* [Given task]:
Restate all of the entries exactly, dropping any pictures they hold.

* Begin Rows *

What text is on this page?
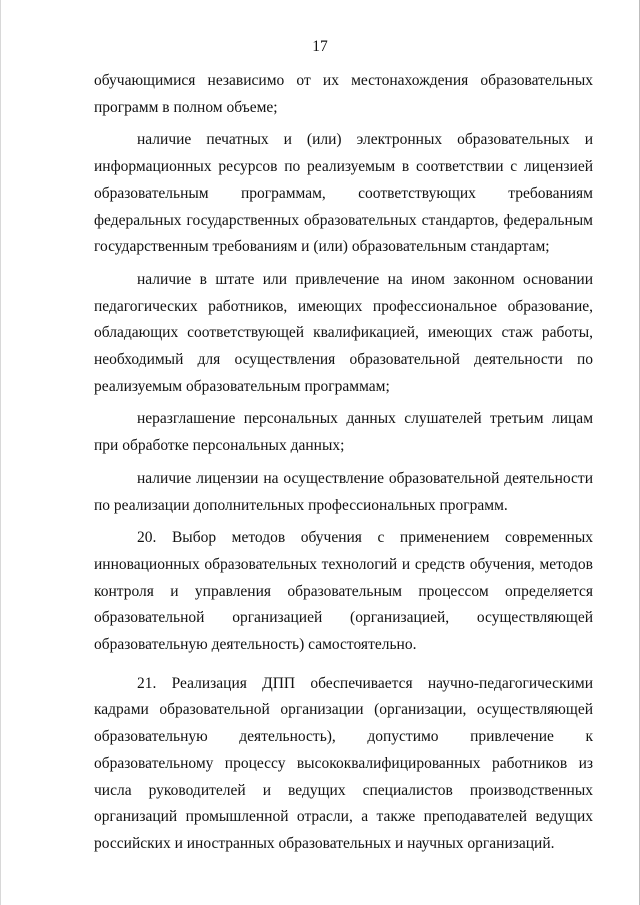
17

обучающимися независимо от их местонахождения образовательных программ в полном объеме;

наличие печатных и (или) электронных образовательных и информационных ресурсов по реализуемым в соответствии с лицензией образовательным программам, соответствующих требованиям федеральных государственных образовательных стандартов, федеральным государственным требованиям и (или) образовательным стандартам;

наличие в штате или привлечение на ином законном основании педагогических работников, имеющих профессиональное образование, обладающих соответствующей квалификацией, имеющих стаж работы, необходимый для осуществления образовательной деятельности по реализуемым образовательным программам;

неразглашение персональных данных слушателей третьим лицам при обработке персональных данных;

наличие лицензии на осуществление образовательной деятельности по реализации дополнительных профессиональных программ.

20. Выбор методов обучения с применением современных инновационных образовательных технологий и средств обучения, методов контроля и управления образовательным процессом определяется образовательной организацией (организацией, осуществляющей образовательную деятельность) самостоятельно.

21. Реализация ДПП обеспечивается научно-педагогическими кадрами образовательной организации (организации, осуществляющей образовательную деятельность), допустимо привлечение к образовательному процессу высококвалифицированных работников из числа руководителей и ведущих специалистов производственных организаций промышленной отрасли, а также преподавателей ведущих российских и иностранных образовательных и научных организаций.
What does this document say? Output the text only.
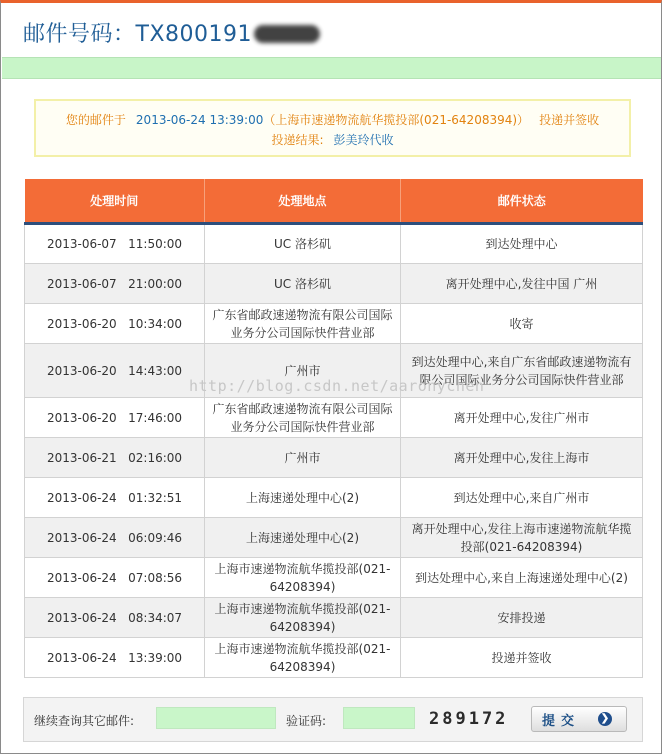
邮件号码：TX800191
您的邮件于 2013-06-24 13:39:00（上海市速递物流航华揽投部(021-64208394)） 投递并签收
投递结果: 彭美玲代收
处理时间	处理地点	邮件状态
2013-06-07   11:50:00	UC 洛杉矶	到达处理中心
2013-06-07   21:00:00	UC 洛杉矶	离开处理中心,发往中国 广州
2013-06-20   10:34:00	广东省邮政速递物流有限公司国际业务分公司国际快件营业部	收寄
2013-06-20   14:43:00	广州市	到达处理中心,来自广东省邮政速递物流有限公司国际业务分公司国际快件营业部
2013-06-20   17:46:00	广东省邮政速递物流有限公司国际业务分公司国际快件营业部	离开处理中心,发往广州市
2013-06-21   02:16:00	广州市	离开处理中心,发往上海市
2013-06-24   01:32:51	上海速递处理中心(2)	到达处理中心,来自广州市
2013-06-24   06:09:46	上海速递处理中心(2)	离开处理中心,发往上海市速递物流航华揽投部(021-64208394)
2013-06-24   07:08:56	上海市速递物流航华揽投部(021-64208394)	到达处理中心,来自上海速递处理中心(2)
2013-06-24   08:34:07	上海市速递物流航华揽投部(021-64208394)	安排投递
2013-06-24   13:39:00	上海市速递物流航华揽投部(021-64208394)	投递并签收
http://blog.csdn.net/aaronychen
继续查询其它邮件:	验证码:	289172	提交 ❯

* End Rows *

* [Result]:
What text is on this page?
17

обучающимися независимо от их местонахождения образовательных программ в полном объеме;

наличие печатных и (или) электронных образовательных и информационных ресурсов по реализуемым в соответствии с лицензией образовательным программам, соответствующих требованиям федеральных государственных образовательных стандартов, федеральным государственным требованиям и (или) образовательным стандартам;

наличие в штате или привлечение на ином законном основании педагогических работников, имеющих профессиональное образование, обладающих соответствующей квалификацией, имеющих стаж работы, необходимый для осуществления образовательной деятельности по реализуемым образовательным программам;

неразглашение персональных данных слушателей третьим лицам при обработке персональных данных;

наличие лицензии на осуществление образовательной деятельности по реализации дополнительных профессиональных программ.

20. Выбор методов обучения с применением современных инновационных образовательных технологий и средств обучения, методов контроля и управления образовательным процессом определяется образовательной организацией (организацией, осуществляющей образовательную деятельность) самостоятельно.

21. Реализация ДПП обеспечивается научно-педагогическими кадрами образовательной организации (организации, осуществляющей образовательную деятельность), допустимо привлечение к образовательному процессу высококвалифицированных работников из числа руководителей и ведущих специалистов производственных организаций промышленной отрасли, а также преподавателей ведущих российских и иностранных образовательных и научных организаций.
What does this document say? Output the text only.
邮件号码：TX800191
您的邮件于 2013-06-24 13:39:00（上海市速递物流航华揽投部(021-64208394)） 投递并签收
投递结果: 彭美玲代收
处理时间	处理地点	邮件状态
2013-06-07   11:50:00	UC 洛杉矶	到达处理中心
2013-06-07   21:00:00	UC 洛杉矶	离开处理中心,发往中国 广州
2013-06-20   10:34:00	广东省邮政速递物流有限公司国际业务分公司国际快件营业部	收寄
2013-06-20   14:43:00	广州市	到达处理中心,来自广东省邮政速递物流有限公司国际业务分公司国际快件营业部
2013-06-20   17:46:00	广东省邮政速递物流有限公司国际业务分公司国际快件营业部	离开处理中心,发往广州市
2013-06-21   02:16:00	广州市	离开处理中心,发往上海市
2013-06-24   01:32:51	上海速递处理中心(2)	到达处理中心,来自广州市
2013-06-24   06:09:46	上海速递处理中心(2)	离开处理中心,发往上海市速递物流航华揽投部(021-64208394)
2013-06-24   07:08:56	上海市速递物流航华揽投部(021-64208394)	到达处理中心,来自上海速递处理中心(2)
2013-06-24   08:34:07	上海市速递物流航华揽投部(021-64208394)	安排投递
2013-06-24   13:39:00	上海市速递物流航华揽投部(021-64208394)	投递并签收
http://blog.csdn.net/aaronychen
继续查询其它邮件:	验证码:	289172	提交 ❯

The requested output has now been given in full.